Stored dataset items
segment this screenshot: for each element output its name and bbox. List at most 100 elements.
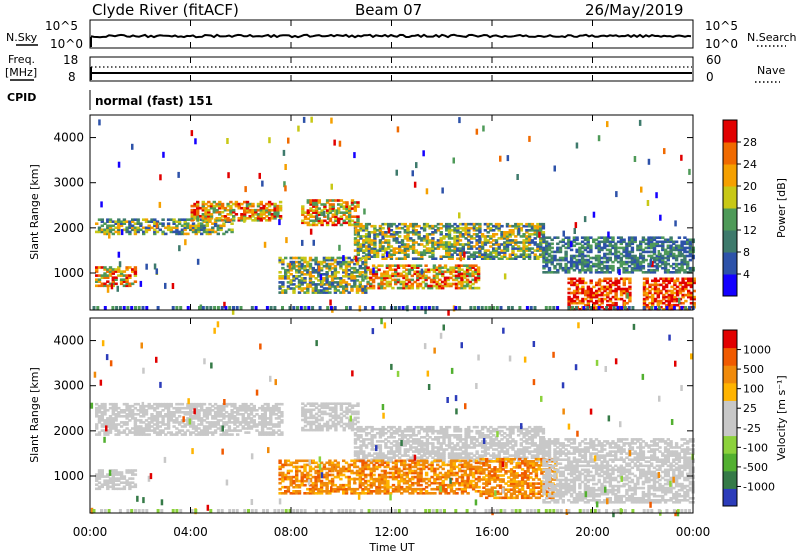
- echo-speckle: [658, 250, 661, 256]
- echo-speckle: [607, 232, 610, 238]
- echo-speckle: [655, 192, 658, 198]
- echo-cell: [277, 407, 280, 410]
- echo-cell: [247, 431, 250, 434]
- echo-cell: [559, 263, 562, 266]
- nsearch-tick-top: 10^5: [705, 19, 738, 33]
- echo-cell: [575, 236, 578, 239]
- near-range-cell: [311, 306, 314, 310]
- near-range-cell: [571, 306, 574, 310]
- echo-cell: [196, 201, 199, 204]
- echo-cell: [128, 274, 131, 277]
- echo-cell: [278, 271, 281, 274]
- echo-cell: [477, 266, 480, 269]
- echo-speckle: [453, 158, 456, 164]
- near-range-cell: [224, 306, 227, 310]
- echo-speckle: [363, 209, 366, 215]
- echo-cell: [477, 287, 480, 290]
- echo-cell: [675, 241, 678, 244]
- echo-cell: [609, 257, 612, 260]
- echo-cell: [381, 227, 384, 230]
- near-range-cell: [413, 306, 416, 310]
- echo-speckle: [310, 229, 313, 235]
- echo-cell: [279, 215, 282, 218]
- echo-cell: [356, 215, 359, 218]
- echo-speckle: [316, 214, 319, 220]
- echo-cell: [459, 434, 462, 437]
- echo-speckle: [396, 170, 399, 176]
- echo-speckle: [650, 259, 653, 265]
- near-range-cell: [628, 306, 631, 310]
- echo-speckle: [178, 245, 181, 251]
- colorbar-tick-label: 8: [743, 246, 750, 259]
- near-range-cell: [307, 306, 310, 310]
- near-range-cell: [428, 306, 431, 310]
- nave-tick-top: 60: [706, 53, 721, 67]
- echo-cell: [419, 264, 422, 267]
- echo-cell: [253, 419, 256, 422]
- freq-tick-bottom: 8: [68, 70, 76, 84]
- echo-speckle: [264, 242, 267, 248]
- echo-cell: [678, 236, 681, 239]
- echo-speckle: [331, 184, 334, 190]
- echo-cell: [232, 209, 235, 212]
- echo-speckle: [98, 119, 101, 125]
- near-range-cell: [654, 306, 657, 310]
- echo-speckle: [259, 173, 262, 179]
- near-range-cell: [326, 306, 329, 310]
- echo-speckle: [504, 273, 507, 279]
- near-range-cell: [157, 306, 160, 310]
- echo-speckle: [507, 155, 510, 161]
- echo-speckle: [243, 217, 246, 223]
- echo-speckle: [593, 212, 596, 218]
- cpid-value: normal (fast) 151: [95, 94, 213, 108]
- near-range-cell: [436, 306, 439, 310]
- colorbar-tick-label: 28: [743, 136, 757, 149]
- echo-speckle: [538, 232, 541, 238]
- echo-cell: [161, 222, 164, 225]
- echo-cell: [103, 403, 106, 406]
- echo-cell: [228, 425, 231, 428]
- echo-cell: [459, 239, 462, 242]
- near-range-cell: [394, 306, 397, 310]
- echo-cell: [280, 403, 283, 406]
- echo-cell: [646, 278, 649, 281]
- echo-cell: [137, 218, 140, 221]
- echo-cell: [167, 222, 170, 225]
- echo-speckle: [570, 241, 573, 247]
- echo-speckle: [108, 233, 111, 239]
- colorbar-tick-label: 4: [743, 268, 750, 281]
- near-range-cell: [213, 306, 216, 310]
- colorbar-swatch: [723, 274, 737, 297]
- echo-cell: [581, 278, 584, 281]
- near-range-cell: [334, 306, 337, 310]
- echo-speckle: [554, 166, 557, 172]
- echo-cell: [260, 201, 263, 204]
- echo-cell: [609, 278, 612, 281]
- echo-speckle: [227, 172, 230, 178]
- echo-cell: [676, 278, 679, 281]
- near-range-cell: [292, 306, 295, 310]
- echo-cell: [235, 213, 238, 216]
- echo-cell: [570, 249, 573, 252]
- near-range-cell: [575, 306, 578, 310]
- echo-cell: [186, 233, 189, 236]
- echo-speckle: [268, 137, 271, 143]
- echo-cell: [328, 291, 331, 294]
- echo-cell: [314, 257, 317, 260]
- near-range-cell: [240, 306, 243, 310]
- near-range-cell: [481, 306, 484, 310]
- echo-speckle: [333, 140, 336, 146]
- freq-label-line2: [MHz]: [5, 66, 37, 79]
- near-range-cell: [534, 306, 537, 310]
- near-range-cell: [266, 306, 269, 310]
- near-range-cell: [349, 306, 352, 310]
- echo-cell: [581, 286, 584, 289]
- near-range-cell: [526, 306, 529, 310]
- echo-speckle: [355, 228, 358, 234]
- colorbar-swatch: [723, 164, 737, 187]
- echo-speckle: [284, 185, 287, 191]
- echo-cell: [470, 430, 473, 433]
- echo-speckle: [412, 170, 415, 176]
- echo-speckle: [441, 188, 444, 194]
- echo-speckle: [318, 266, 321, 272]
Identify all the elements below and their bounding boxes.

» TO BE DONE: Retype every item above line for line, character for character, and leave out the pictures.

» RESULT OF THE EXERCISE:
segment this screenshot: for each element output its name and bbox. List at most 100 elements.
- echo-speckle: [658, 250, 661, 256]
- echo-speckle: [607, 232, 610, 238]
- echo-speckle: [655, 192, 658, 198]
- echo-cell: [277, 407, 280, 410]
- echo-cell: [247, 431, 250, 434]
- echo-cell: [559, 263, 562, 266]
- nsearch-tick-top: 10^5: [705, 19, 738, 33]
- echo-cell: [575, 236, 578, 239]
- near-range-cell: [311, 306, 314, 310]
- near-range-cell: [571, 306, 574, 310]
- echo-cell: [196, 201, 199, 204]
- echo-cell: [128, 274, 131, 277]
- echo-cell: [278, 271, 281, 274]
- echo-cell: [477, 266, 480, 269]
- echo-speckle: [453, 158, 456, 164]
- near-range-cell: [224, 306, 227, 310]
- echo-speckle: [363, 209, 366, 215]
- echo-cell: [477, 287, 480, 290]
- echo-cell: [675, 241, 678, 244]
- echo-cell: [609, 257, 612, 260]
- echo-cell: [381, 227, 384, 230]
- near-range-cell: [413, 306, 416, 310]
- echo-speckle: [310, 229, 313, 235]
- echo-cell: [279, 215, 282, 218]
- echo-cell: [356, 215, 359, 218]
- echo-speckle: [316, 214, 319, 220]
- echo-cell: [459, 434, 462, 437]
- echo-speckle: [396, 170, 399, 176]
- echo-speckle: [650, 259, 653, 265]
- near-range-cell: [628, 306, 631, 310]
- echo-speckle: [178, 245, 181, 251]
- colorbar-tick-label: 8: [743, 246, 750, 259]
- near-range-cell: [307, 306, 310, 310]
- near-range-cell: [428, 306, 431, 310]
- nave-tick-top: 60: [706, 53, 721, 67]
- echo-cell: [419, 264, 422, 267]
- echo-cell: [253, 419, 256, 422]
- freq-tick-bottom: 8: [68, 70, 76, 84]
- echo-speckle: [264, 242, 267, 248]
- echo-cell: [678, 236, 681, 239]
- echo-speckle: [331, 184, 334, 190]
- echo-cell: [232, 209, 235, 212]
- echo-speckle: [98, 119, 101, 125]
- near-range-cell: [654, 306, 657, 310]
- echo-speckle: [259, 173, 262, 179]
- near-range-cell: [326, 306, 329, 310]
- echo-speckle: [504, 273, 507, 279]
- near-range-cell: [157, 306, 160, 310]
- echo-speckle: [507, 155, 510, 161]
- echo-speckle: [243, 217, 246, 223]
- echo-speckle: [593, 212, 596, 218]
- cpid-value: normal (fast) 151: [95, 94, 213, 108]
- near-range-cell: [436, 306, 439, 310]
- colorbar-tick-label: 28: [743, 136, 757, 149]
- echo-speckle: [538, 232, 541, 238]
- echo-cell: [161, 222, 164, 225]
- echo-cell: [103, 403, 106, 406]
- echo-cell: [228, 425, 231, 428]
- echo-cell: [459, 239, 462, 242]
- near-range-cell: [394, 306, 397, 310]
- echo-cell: [280, 403, 283, 406]
- echo-cell: [646, 278, 649, 281]
- echo-cell: [137, 218, 140, 221]
- echo-cell: [167, 222, 170, 225]
- echo-speckle: [570, 241, 573, 247]
- echo-speckle: [108, 233, 111, 239]
- colorbar-tick-label: 4: [743, 268, 750, 281]
- near-range-cell: [213, 306, 216, 310]
- colorbar-swatch: [723, 274, 737, 297]
- echo-cell: [581, 278, 584, 281]
- near-range-cell: [334, 306, 337, 310]
- echo-speckle: [554, 166, 557, 172]
- echo-cell: [260, 201, 263, 204]
- echo-cell: [609, 278, 612, 281]
- echo-speckle: [227, 172, 230, 178]
- echo-cell: [676, 278, 679, 281]
- near-range-cell: [292, 306, 295, 310]
- echo-cell: [235, 213, 238, 216]
- echo-cell: [570, 249, 573, 252]
- near-range-cell: [575, 306, 578, 310]
- echo-cell: [186, 233, 189, 236]
- echo-speckle: [268, 137, 271, 143]
- echo-cell: [328, 291, 331, 294]
- echo-cell: [314, 257, 317, 260]
- near-range-cell: [240, 306, 243, 310]
- near-range-cell: [481, 306, 484, 310]
- echo-speckle: [333, 140, 336, 146]
- freq-label-line2: [MHz]: [5, 66, 37, 79]
- near-range-cell: [534, 306, 537, 310]
- near-range-cell: [266, 306, 269, 310]
- near-range-cell: [349, 306, 352, 310]
- echo-cell: [581, 286, 584, 289]
- near-range-cell: [526, 306, 529, 310]
- echo-speckle: [355, 228, 358, 234]
- colorbar-swatch: [723, 164, 737, 187]
- echo-speckle: [284, 185, 287, 191]
- echo-cell: [470, 430, 473, 433]
- echo-speckle: [412, 170, 415, 176]
- echo-speckle: [441, 188, 444, 194]
- echo-speckle: [318, 266, 321, 272]
Identify all the elements below and their bounding boxes.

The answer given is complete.